-- start Data for processing --

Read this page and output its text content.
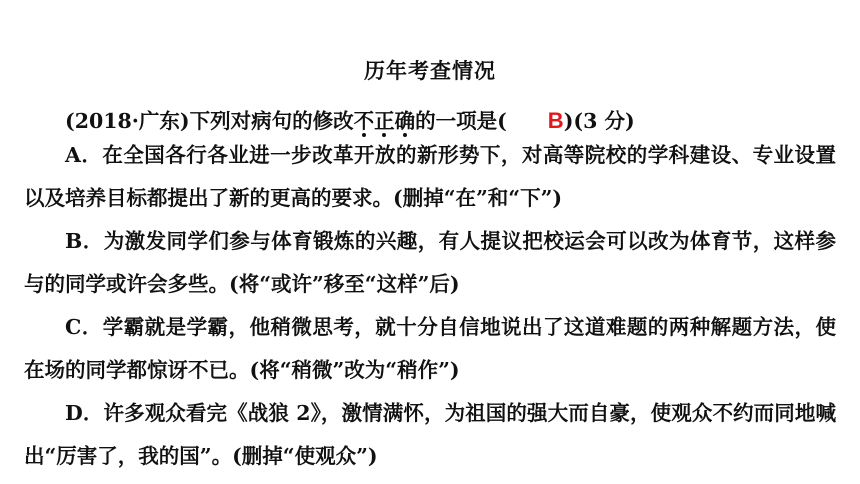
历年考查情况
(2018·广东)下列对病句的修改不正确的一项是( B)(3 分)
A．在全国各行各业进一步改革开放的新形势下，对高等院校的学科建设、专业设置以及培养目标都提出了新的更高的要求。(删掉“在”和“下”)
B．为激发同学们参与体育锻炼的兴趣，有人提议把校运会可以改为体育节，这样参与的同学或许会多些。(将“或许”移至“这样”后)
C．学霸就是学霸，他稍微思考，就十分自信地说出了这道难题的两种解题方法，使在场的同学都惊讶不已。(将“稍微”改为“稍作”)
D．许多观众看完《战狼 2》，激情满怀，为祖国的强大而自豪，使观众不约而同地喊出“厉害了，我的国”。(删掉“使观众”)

-- end Data for processing --

» What the exercise asks
Give the entries again word for word, but skip the pictures.

» Problem solution
Read this page and output its text content.
历年考查情况
(2018·广东)下列对病句的修改不正确的一项是( B)(3 分)
A．在全国各行各业进一步改革开放的新形势下，对高等院校的学科建设、专业设置以及培养目标都提出了新的更高的要求。(删掉“在”和“下”)
B．为激发同学们参与体育锻炼的兴趣，有人提议把校运会可以改为体育节，这样参与的同学或许会多些。(将“或许”移至“这样”后)
C．学霸就是学霸，他稍微思考，就十分自信地说出了这道难题的两种解题方法，使在场的同学都惊讶不已。(将“稍微”改为“稍作”)
D．许多观众看完《战狼 2》，激情满怀，为祖国的强大而自豪，使观众不约而同地喊出“厉害了，我的国”。(删掉“使观众”)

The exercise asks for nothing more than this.